My Book Club is Famous, and other readerly things

First and most important, my book club is famous. Not People famous or CNN famous or even Jezebel famous, but it is Afternoon Shift famous on our local NPR station, WBEZ. One of our book club members is a reporter and captured some of our nerdery at last Sunday’s book club get-together.

A piece of her interview that didn’t make the air, but that brings me great pleasure, is our discussion of our “Rules of Book Club.” There are many, but my two favorites are:

1. Read the Book because, come on, this is not a wine club, nor a brunch club, though there might be wine and/or brunch. There are limits to what you can contribute and what you’ll get out of it if you haven’t read the book.

2. No Bookclubbing Before Book Club because we all hang out on any number of occasions and in any number of combinations before the designated discussion, save your thoughts and opinions (as best as you are able) for the larger group so everyone gets the benefit of your brilliance.

If you have book clubs, I would love to know how yours works! Ours operates on a nomination system (wherein, every month, anyone can nominate a book, and all the nominations go on a ballot, we vote for two apiece, and the winner is read).

Supplied material:
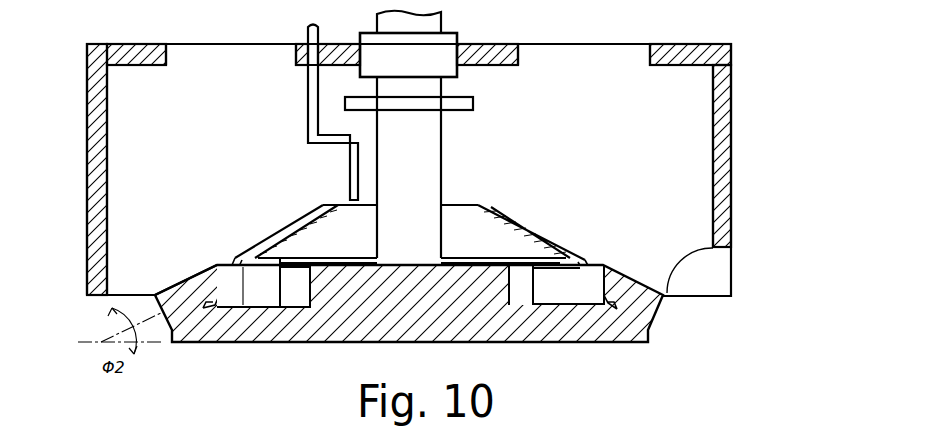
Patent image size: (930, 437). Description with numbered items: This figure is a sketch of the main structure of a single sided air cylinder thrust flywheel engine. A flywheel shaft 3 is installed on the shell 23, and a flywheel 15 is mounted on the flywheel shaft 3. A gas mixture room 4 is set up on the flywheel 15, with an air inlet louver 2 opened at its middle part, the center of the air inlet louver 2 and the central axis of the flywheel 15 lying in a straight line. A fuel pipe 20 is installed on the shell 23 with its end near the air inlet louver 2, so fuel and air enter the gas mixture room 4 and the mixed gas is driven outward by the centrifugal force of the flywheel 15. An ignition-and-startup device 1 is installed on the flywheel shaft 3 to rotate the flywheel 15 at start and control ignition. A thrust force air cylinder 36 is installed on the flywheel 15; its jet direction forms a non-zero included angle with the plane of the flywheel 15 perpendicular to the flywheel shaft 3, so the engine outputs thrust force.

Task description: Copy out the full book club post word for word. Work only from the book club post and set the data aside.

Expected answer:
My Book Club is Famous, and other readerly things

First and most important, my book club is famous. Not People famous or CNN famous or even Jezebel famous, but it is Afternoon Shift famous on our local NPR station, WBEZ. One of our book club members is a reporter and captured some of our nerdery at last Sunday’s book club get-together.

A piece of her interview that didn’t make the air, but that brings me great pleasure, is our discussion of our “Rules of Book Club.” There are many, but my two favorites are:

1. Read the Book because, come on, this is not a wine club, nor a brunch club, though there might be wine and/or brunch. There are limits to what you can contribute and what you’ll get out of it if you haven’t read the book.

2. No Bookclubbing Before Book Club because we all hang out on any number of occasions and in any number of combinations before the designated discussion, save your thoughts and opinions (as best as you are able) for the larger group so everyone gets the benefit of your brilliance.

If you have book clubs, I would love to know how yours works! Ours operates on a nomination system (wherein, every month, anyone can nominate a book, and all the nominations go on a ballot, we vote for two apiece, and the winner is read).